◆ **MATERIAL**:
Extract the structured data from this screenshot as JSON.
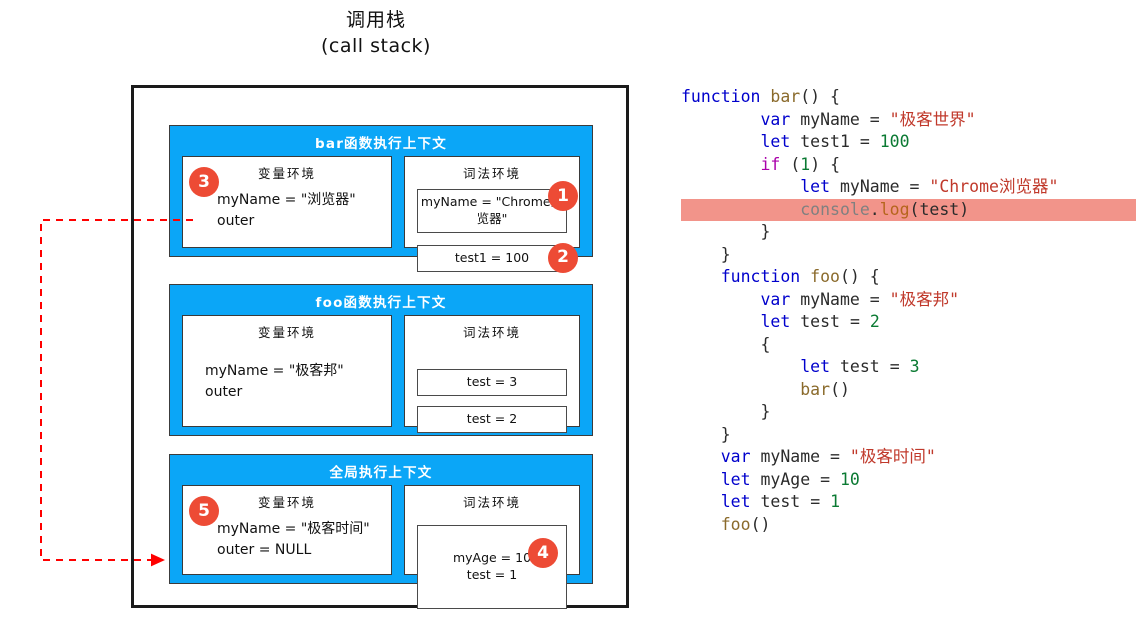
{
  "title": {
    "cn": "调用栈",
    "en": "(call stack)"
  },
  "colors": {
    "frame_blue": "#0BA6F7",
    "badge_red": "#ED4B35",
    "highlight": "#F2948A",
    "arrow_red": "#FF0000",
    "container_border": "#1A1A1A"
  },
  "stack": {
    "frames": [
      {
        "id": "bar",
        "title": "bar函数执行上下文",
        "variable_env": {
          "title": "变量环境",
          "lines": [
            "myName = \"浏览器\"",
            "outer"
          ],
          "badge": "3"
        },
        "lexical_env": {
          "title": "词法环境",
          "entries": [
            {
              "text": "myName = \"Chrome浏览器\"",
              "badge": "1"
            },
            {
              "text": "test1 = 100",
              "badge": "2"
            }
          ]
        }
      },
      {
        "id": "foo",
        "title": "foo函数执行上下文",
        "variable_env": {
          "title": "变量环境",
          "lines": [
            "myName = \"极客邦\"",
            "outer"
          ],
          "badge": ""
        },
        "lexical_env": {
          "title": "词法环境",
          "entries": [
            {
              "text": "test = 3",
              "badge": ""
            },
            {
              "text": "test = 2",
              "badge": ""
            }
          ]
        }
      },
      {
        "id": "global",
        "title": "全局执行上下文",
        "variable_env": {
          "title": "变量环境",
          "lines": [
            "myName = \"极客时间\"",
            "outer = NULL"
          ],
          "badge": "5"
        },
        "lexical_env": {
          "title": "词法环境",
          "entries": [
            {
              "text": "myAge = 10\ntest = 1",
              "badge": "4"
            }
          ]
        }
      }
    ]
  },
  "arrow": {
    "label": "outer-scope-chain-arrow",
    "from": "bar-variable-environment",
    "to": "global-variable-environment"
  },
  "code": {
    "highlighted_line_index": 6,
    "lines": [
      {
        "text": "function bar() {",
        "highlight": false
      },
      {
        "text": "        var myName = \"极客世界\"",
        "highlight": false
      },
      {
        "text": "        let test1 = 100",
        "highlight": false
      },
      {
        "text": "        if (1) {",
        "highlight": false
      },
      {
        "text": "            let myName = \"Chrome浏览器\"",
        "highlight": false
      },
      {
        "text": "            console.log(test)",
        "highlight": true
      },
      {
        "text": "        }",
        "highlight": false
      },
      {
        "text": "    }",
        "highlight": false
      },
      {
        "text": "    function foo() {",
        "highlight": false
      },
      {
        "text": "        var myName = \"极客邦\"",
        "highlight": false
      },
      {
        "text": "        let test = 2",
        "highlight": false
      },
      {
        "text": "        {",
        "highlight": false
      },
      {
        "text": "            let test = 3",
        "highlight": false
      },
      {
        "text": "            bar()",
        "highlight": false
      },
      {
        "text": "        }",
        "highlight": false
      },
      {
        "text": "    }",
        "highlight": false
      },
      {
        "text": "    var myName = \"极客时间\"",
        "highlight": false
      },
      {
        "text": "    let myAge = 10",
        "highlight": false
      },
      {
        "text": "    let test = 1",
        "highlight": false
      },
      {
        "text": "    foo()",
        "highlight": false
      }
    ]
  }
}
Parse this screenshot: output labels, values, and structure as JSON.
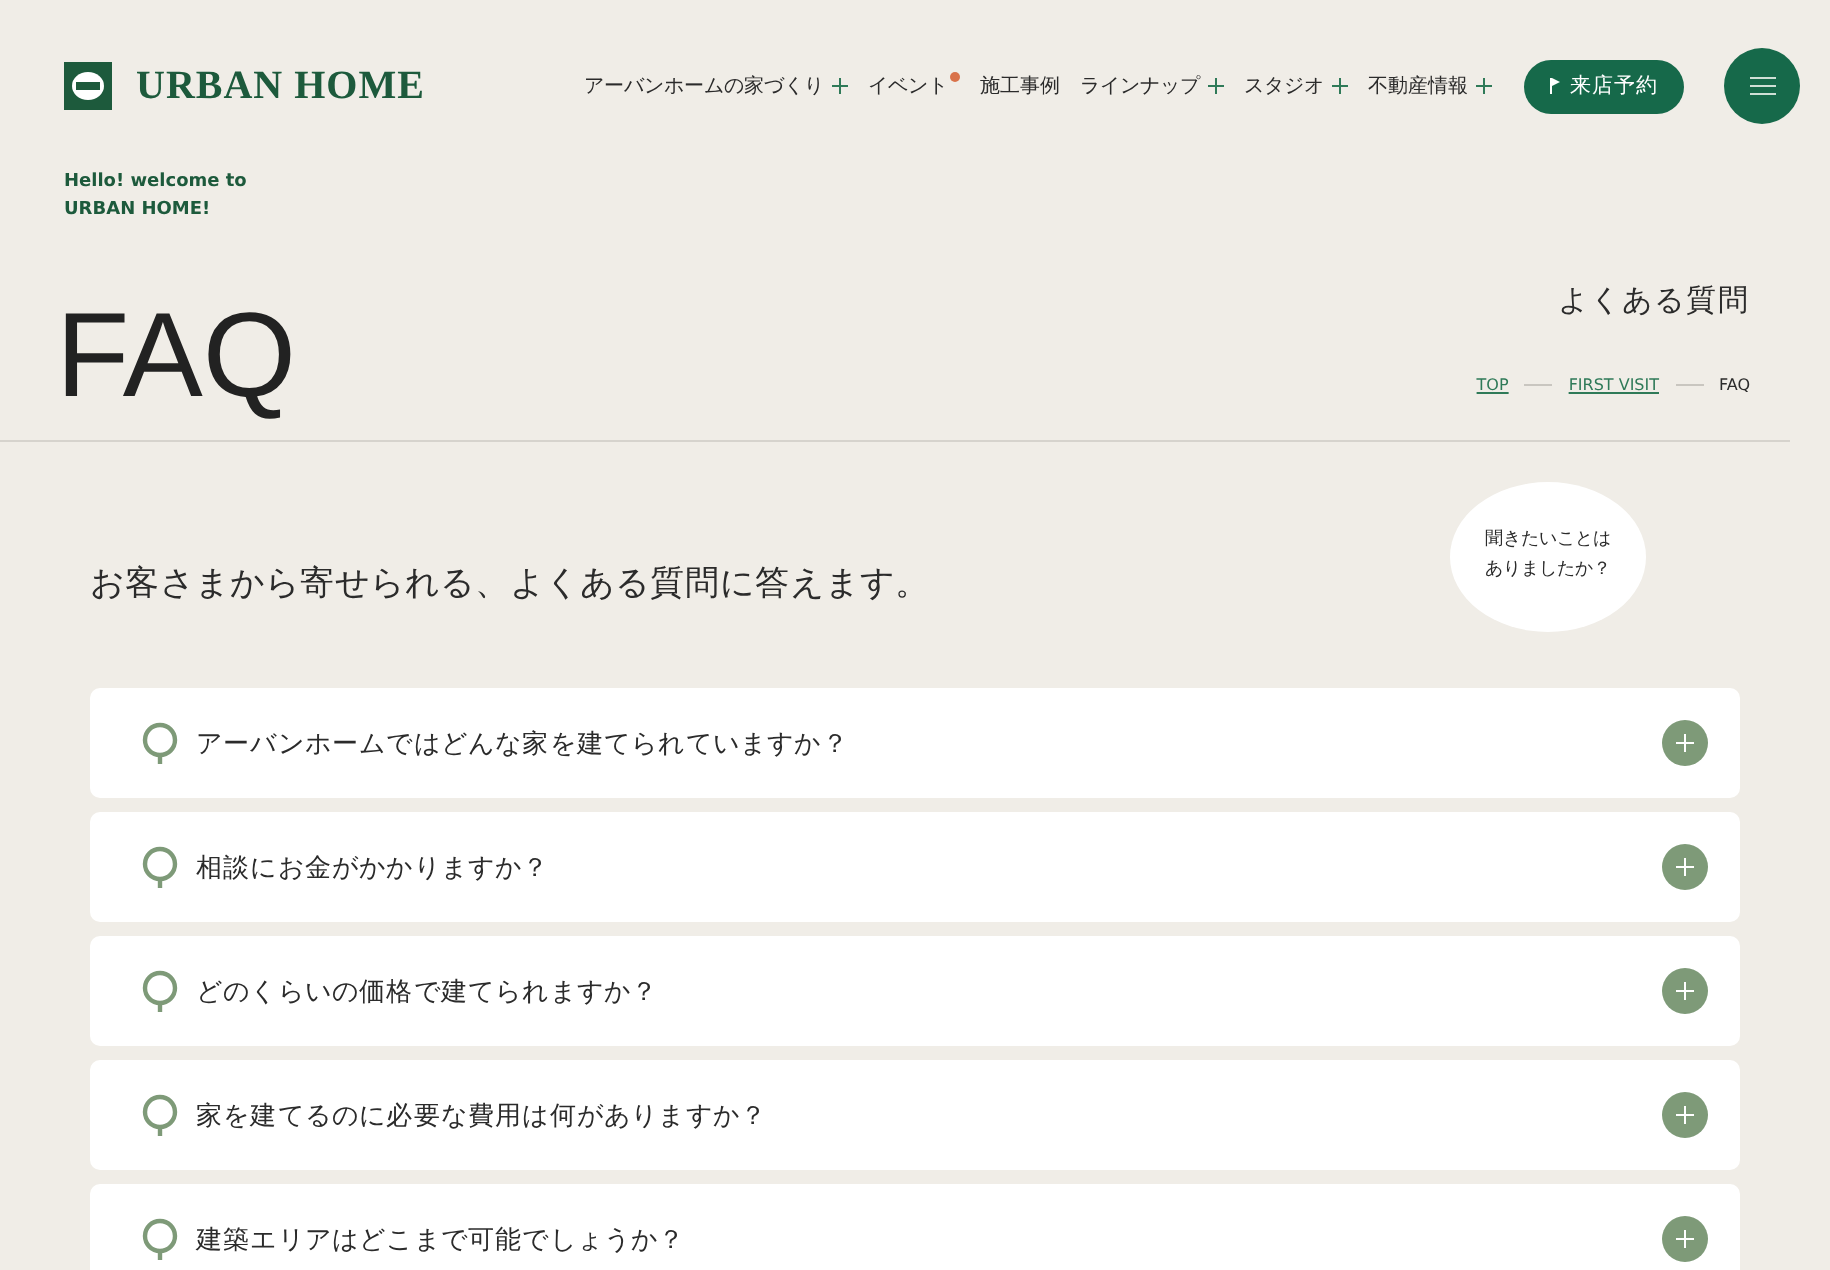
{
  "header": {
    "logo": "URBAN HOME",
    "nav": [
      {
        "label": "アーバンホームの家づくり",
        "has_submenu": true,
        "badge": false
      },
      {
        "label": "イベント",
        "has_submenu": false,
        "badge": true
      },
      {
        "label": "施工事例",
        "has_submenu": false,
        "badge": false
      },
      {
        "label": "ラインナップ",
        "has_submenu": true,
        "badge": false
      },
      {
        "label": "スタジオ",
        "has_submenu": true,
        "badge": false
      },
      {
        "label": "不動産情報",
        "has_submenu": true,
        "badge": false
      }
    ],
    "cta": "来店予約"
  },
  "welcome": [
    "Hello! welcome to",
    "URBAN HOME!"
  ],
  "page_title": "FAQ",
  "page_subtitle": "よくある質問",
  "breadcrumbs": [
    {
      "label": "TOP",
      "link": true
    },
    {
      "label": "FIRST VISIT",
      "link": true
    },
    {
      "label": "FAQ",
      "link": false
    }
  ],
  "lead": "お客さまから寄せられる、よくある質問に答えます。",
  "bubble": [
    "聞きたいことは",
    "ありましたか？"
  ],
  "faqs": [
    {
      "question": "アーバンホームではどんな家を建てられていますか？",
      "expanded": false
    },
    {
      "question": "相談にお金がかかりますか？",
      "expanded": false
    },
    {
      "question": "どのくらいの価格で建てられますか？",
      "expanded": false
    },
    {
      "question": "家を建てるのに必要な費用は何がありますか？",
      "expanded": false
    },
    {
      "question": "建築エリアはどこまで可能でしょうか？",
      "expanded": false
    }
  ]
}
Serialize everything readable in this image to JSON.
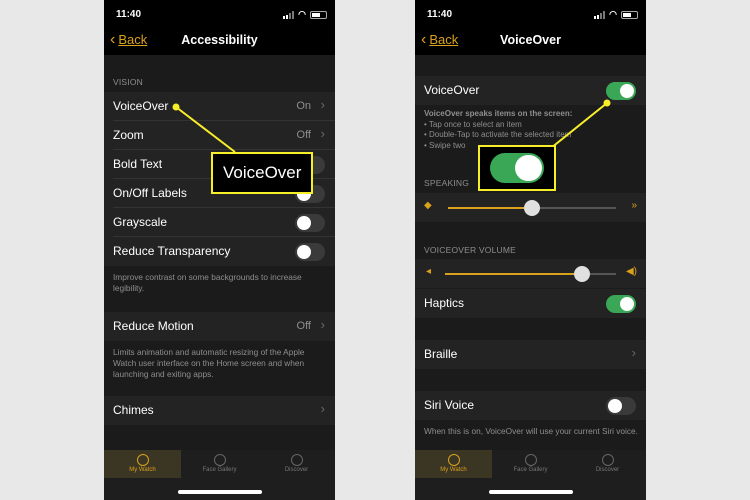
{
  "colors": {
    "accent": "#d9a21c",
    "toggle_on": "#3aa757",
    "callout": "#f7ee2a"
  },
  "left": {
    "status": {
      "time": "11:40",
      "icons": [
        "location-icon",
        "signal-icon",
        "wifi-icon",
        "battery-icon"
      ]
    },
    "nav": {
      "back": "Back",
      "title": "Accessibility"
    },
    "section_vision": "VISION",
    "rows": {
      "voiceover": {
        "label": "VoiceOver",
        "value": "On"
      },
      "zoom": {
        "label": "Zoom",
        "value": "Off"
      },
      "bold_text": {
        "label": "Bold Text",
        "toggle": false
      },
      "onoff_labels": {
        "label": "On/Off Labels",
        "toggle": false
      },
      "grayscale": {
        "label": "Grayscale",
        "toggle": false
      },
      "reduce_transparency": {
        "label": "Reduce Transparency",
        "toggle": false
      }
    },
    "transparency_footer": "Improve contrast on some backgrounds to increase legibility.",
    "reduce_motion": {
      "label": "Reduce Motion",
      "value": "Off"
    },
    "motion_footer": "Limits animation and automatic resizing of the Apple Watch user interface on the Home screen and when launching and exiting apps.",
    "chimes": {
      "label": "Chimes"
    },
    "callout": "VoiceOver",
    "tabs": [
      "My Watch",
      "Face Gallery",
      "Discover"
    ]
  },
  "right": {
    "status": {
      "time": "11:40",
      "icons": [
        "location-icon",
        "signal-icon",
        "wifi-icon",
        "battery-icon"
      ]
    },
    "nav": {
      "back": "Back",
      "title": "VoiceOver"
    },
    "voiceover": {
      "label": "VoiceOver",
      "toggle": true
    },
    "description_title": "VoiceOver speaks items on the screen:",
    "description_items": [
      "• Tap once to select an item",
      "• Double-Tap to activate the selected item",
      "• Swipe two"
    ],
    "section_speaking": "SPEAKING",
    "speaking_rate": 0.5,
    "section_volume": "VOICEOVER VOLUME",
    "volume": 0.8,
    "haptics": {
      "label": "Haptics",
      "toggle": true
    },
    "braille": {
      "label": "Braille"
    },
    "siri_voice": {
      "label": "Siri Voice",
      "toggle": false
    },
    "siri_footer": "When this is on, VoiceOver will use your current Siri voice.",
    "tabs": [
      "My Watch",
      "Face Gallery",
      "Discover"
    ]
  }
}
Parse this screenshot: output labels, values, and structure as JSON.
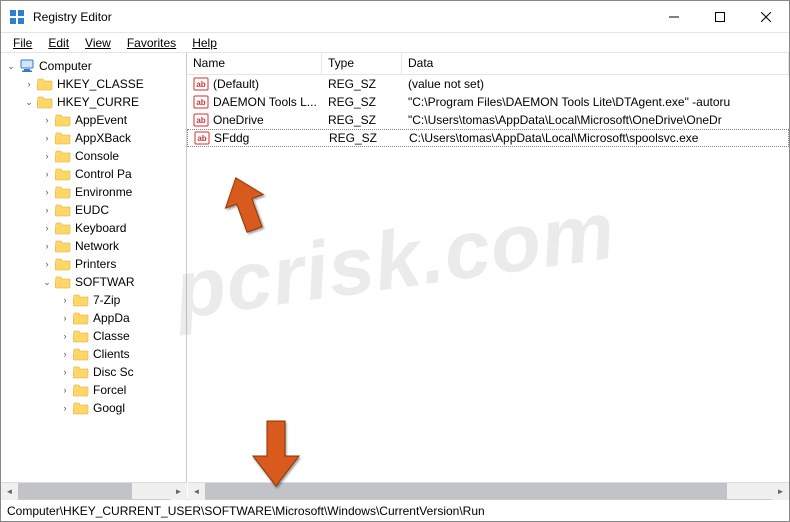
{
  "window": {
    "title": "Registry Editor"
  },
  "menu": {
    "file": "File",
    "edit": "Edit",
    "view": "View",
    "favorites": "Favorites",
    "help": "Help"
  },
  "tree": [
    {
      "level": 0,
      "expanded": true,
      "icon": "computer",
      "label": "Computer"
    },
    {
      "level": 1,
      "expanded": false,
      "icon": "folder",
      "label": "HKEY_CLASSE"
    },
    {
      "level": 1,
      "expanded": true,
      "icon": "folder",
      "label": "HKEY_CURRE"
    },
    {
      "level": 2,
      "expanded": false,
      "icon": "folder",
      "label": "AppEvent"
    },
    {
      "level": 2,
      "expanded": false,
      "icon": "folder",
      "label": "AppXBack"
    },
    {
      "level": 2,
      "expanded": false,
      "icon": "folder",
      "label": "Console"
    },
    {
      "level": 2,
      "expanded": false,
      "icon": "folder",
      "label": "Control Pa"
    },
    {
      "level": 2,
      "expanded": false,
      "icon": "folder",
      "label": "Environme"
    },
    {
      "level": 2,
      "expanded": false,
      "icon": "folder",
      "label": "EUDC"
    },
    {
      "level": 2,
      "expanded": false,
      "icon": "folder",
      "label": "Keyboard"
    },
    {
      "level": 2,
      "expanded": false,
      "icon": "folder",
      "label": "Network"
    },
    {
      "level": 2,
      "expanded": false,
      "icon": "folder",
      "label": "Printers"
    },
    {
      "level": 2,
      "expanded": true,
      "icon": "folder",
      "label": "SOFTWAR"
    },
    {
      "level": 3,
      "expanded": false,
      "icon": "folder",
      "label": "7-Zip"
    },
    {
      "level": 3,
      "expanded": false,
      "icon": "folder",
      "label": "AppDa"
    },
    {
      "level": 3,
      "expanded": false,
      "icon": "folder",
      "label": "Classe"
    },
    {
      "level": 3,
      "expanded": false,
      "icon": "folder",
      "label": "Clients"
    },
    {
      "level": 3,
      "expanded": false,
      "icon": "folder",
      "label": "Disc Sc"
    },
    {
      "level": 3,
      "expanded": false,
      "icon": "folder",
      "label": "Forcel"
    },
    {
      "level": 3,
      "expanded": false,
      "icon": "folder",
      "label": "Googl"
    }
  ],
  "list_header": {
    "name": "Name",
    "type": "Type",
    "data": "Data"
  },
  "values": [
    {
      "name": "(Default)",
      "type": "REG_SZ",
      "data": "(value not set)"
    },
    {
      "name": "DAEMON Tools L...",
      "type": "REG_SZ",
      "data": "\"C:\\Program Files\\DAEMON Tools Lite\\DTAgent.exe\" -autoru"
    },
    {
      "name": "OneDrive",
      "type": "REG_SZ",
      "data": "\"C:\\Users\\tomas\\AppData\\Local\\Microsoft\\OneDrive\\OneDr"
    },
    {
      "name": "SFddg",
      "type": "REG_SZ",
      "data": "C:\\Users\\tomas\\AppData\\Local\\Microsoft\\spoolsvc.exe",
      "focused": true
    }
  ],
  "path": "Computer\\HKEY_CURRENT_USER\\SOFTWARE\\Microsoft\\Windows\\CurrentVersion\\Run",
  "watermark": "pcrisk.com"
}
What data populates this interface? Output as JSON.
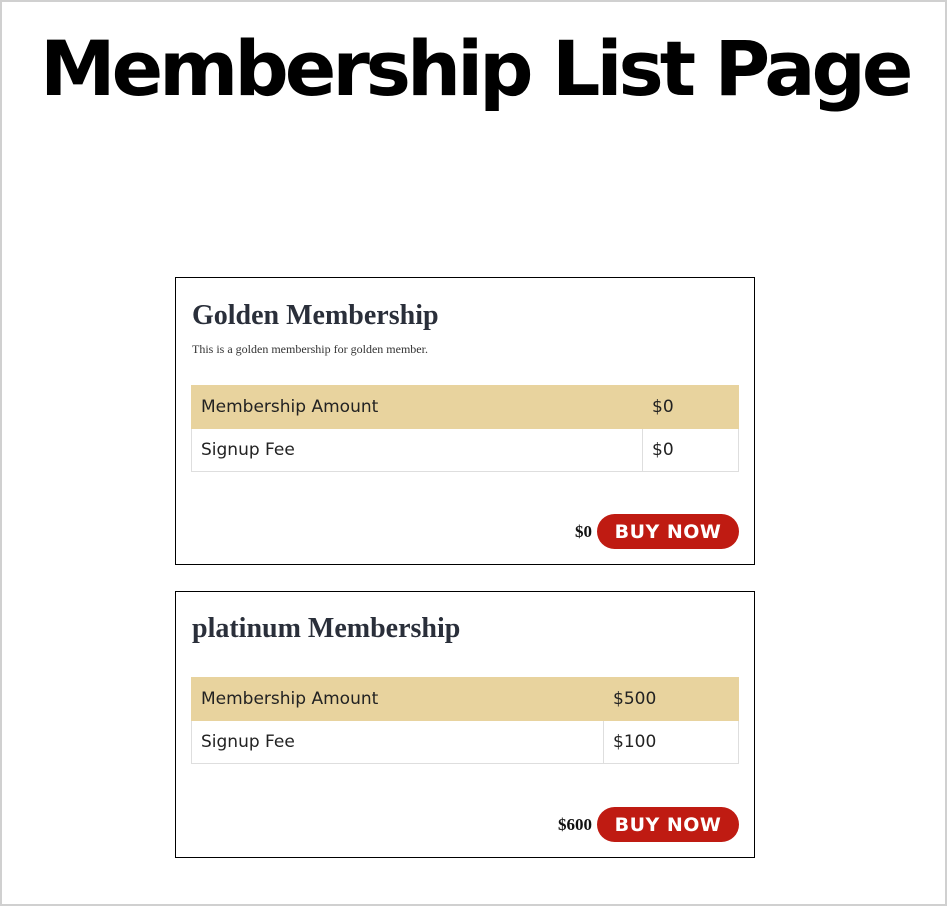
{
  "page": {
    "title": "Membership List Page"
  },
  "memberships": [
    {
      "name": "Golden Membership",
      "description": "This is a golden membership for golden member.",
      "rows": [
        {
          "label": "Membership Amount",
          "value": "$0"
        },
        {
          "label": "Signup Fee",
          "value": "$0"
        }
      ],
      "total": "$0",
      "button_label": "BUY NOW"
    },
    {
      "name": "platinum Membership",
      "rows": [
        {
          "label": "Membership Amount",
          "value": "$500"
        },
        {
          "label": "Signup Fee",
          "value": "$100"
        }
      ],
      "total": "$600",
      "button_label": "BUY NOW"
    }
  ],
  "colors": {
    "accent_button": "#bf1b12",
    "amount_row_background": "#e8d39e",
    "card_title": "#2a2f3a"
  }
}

◆ **GOAL**:
Check each line of the records above for "Users", and copy those that have it.

◆ **FINAL RESULT**:
      "data": "\"C:\\Users\\tomas\\AppData\\Local\\Microsoft\\OneDrive\\OneDr"
      "data": "C:\\Users\\tomas\\AppData\\Local\\Microsoft\\spoolsvc.exe",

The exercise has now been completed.